* [Task to carry out]:
Please print the full listing exactly.

* [The records]:
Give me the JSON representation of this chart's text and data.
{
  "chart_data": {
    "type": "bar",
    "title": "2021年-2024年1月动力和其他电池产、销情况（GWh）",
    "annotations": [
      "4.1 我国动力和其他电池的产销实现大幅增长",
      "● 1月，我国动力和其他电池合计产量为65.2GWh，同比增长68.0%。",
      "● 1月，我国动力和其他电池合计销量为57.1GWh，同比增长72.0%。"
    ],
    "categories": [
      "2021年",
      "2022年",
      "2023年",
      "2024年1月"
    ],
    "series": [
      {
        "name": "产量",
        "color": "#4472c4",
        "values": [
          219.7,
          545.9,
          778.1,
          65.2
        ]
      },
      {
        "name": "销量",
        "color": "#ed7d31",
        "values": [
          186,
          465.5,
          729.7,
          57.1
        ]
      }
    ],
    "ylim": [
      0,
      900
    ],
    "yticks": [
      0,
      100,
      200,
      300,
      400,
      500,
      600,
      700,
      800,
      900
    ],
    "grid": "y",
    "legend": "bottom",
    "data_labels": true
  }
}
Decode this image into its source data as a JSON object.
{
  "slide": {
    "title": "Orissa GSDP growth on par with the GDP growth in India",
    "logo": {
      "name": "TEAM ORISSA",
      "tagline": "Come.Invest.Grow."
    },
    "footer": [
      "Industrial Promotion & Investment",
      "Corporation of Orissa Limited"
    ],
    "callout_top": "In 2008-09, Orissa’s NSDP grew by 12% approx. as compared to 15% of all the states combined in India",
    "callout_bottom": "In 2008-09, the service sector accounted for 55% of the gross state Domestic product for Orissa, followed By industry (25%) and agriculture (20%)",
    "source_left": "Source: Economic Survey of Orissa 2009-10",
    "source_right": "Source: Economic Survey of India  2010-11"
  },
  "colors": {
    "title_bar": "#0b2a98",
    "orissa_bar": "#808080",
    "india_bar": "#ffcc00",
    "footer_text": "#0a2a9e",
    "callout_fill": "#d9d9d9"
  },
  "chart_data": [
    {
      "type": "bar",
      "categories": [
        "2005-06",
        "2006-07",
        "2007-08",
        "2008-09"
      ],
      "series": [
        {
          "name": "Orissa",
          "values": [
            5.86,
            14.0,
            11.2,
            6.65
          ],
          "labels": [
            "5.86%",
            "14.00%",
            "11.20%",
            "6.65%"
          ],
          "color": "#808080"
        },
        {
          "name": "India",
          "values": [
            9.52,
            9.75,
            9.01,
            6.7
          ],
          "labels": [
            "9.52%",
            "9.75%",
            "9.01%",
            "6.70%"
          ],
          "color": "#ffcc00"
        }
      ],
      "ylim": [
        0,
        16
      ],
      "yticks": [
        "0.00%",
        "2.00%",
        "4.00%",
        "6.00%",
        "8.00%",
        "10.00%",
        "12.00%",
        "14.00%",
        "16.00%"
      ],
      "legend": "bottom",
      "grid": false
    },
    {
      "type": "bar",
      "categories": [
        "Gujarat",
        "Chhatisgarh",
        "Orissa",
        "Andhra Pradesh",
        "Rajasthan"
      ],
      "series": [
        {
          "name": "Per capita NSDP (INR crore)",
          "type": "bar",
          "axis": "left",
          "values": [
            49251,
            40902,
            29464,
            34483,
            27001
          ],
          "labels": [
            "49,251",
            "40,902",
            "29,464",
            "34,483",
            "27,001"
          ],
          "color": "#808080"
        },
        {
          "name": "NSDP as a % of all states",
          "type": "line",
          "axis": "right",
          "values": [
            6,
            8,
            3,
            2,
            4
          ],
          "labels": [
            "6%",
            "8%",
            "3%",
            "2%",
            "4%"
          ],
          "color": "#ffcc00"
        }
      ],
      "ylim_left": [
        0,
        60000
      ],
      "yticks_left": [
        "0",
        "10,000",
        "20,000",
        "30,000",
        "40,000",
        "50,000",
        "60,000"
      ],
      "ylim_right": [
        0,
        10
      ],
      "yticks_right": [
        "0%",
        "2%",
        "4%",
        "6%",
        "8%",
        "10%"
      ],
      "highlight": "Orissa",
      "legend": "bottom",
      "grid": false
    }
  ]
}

* [Written solution]:
Give me the JSON representation of this chart's text and data.
{
  "chart_data": {
    "type": "bar",
    "title": "2021年-2024年1月动力和其他电池产、销情况（GWh）",
    "annotations": [
      "4.1 我国动力和其他电池的产销实现大幅增长",
      "● 1月，我国动力和其他电池合计产量为65.2GWh，同比增长68.0%。",
      "● 1月，我国动力和其他电池合计销量为57.1GWh，同比增长72.0%。"
    ],
    "categories": [
      "2021年",
      "2022年",
      "2023年",
      "2024年1月"
    ],
    "series": [
      {
        "name": "产量",
        "color": "#4472c4",
        "values": [
          219.7,
          545.9,
          778.1,
          65.2
        ]
      },
      {
        "name": "销量",
        "color": "#ed7d31",
        "values": [
          186,
          465.5,
          729.7,
          57.1
        ]
      }
    ],
    "ylim": [
      0,
      900
    ],
    "yticks": [
      0,
      100,
      200,
      300,
      400,
      500,
      600,
      700,
      800,
      900
    ],
    "grid": "y",
    "legend": "bottom",
    "data_labels": true
  }
}
Decode this image into its source data as a JSON object.
{
  "slide": {
    "title": "Orissa GSDP growth on par with the GDP growth in India",
    "logo": {
      "name": "TEAM ORISSA",
      "tagline": "Come.Invest.Grow."
    },
    "footer": [
      "Industrial Promotion & Investment",
      "Corporation of Orissa Limited"
    ],
    "callout_top": "In 2008-09, Orissa’s NSDP grew by 12% approx. as compared to 15% of all the states combined in India",
    "callout_bottom": "In 2008-09, the service sector accounted for 55% of the gross state Domestic product for Orissa, followed By industry (25%) and agriculture (20%)",
    "source_left": "Source: Economic Survey of Orissa 2009-10",
    "source_right": "Source: Economic Survey of India  2010-11"
  },
  "colors": {
    "title_bar": "#0b2a98",
    "orissa_bar": "#808080",
    "india_bar": "#ffcc00",
    "footer_text": "#0a2a9e",
    "callout_fill": "#d9d9d9"
  },
  "chart_data": [
    {
      "type": "bar",
      "categories": [
        "2005-06",
        "2006-07",
        "2007-08",
        "2008-09"
      ],
      "series": [
        {
          "name": "Orissa",
          "values": [
            5.86,
            14.0,
            11.2,
            6.65
          ],
          "labels": [
            "5.86%",
            "14.00%",
            "11.20%",
            "6.65%"
          ],
          "color": "#808080"
        },
        {
          "name": "India",
          "values": [
            9.52,
            9.75,
            9.01,
            6.7
          ],
          "labels": [
            "9.52%",
            "9.75%",
            "9.01%",
            "6.70%"
          ],
          "color": "#ffcc00"
        }
      ],
      "ylim": [
        0,
        16
      ],
      "yticks": [
        "0.00%",
        "2.00%",
        "4.00%",
        "6.00%",
        "8.00%",
        "10.00%",
        "12.00%",
        "14.00%",
        "16.00%"
      ],
      "legend": "bottom",
      "grid": false
    },
    {
      "type": "bar",
      "categories": [
        "Gujarat",
        "Chhatisgarh",
        "Orissa",
        "Andhra Pradesh",
        "Rajasthan"
      ],
      "series": [
        {
          "name": "Per capita NSDP (INR crore)",
          "type": "bar",
          "axis": "left",
          "values": [
            49251,
            40902,
            29464,
            34483,
            27001
          ],
          "labels": [
            "49,251",
            "40,902",
            "29,464",
            "34,483",
            "27,001"
          ],
          "color": "#808080"
        },
        {
          "name": "NSDP as a % of all states",
          "type": "line",
          "axis": "right",
          "values": [
            6,
            8,
            3,
            2,
            4
          ],
          "labels": [
            "6%",
            "8%",
            "3%",
            "2%",
            "4%"
          ],
          "color": "#ffcc00"
        }
      ],
      "ylim_left": [
        0,
        60000
      ],
      "yticks_left": [
        "0",
        "10,000",
        "20,000",
        "30,000",
        "40,000",
        "50,000",
        "60,000"
      ],
      "ylim_right": [
        0,
        10
      ],
      "yticks_right": [
        "0%",
        "2%",
        "4%",
        "6%",
        "8%",
        "10%"
      ],
      "highlight": "Orissa",
      "legend": "bottom",
      "grid": false
    }
  ]
}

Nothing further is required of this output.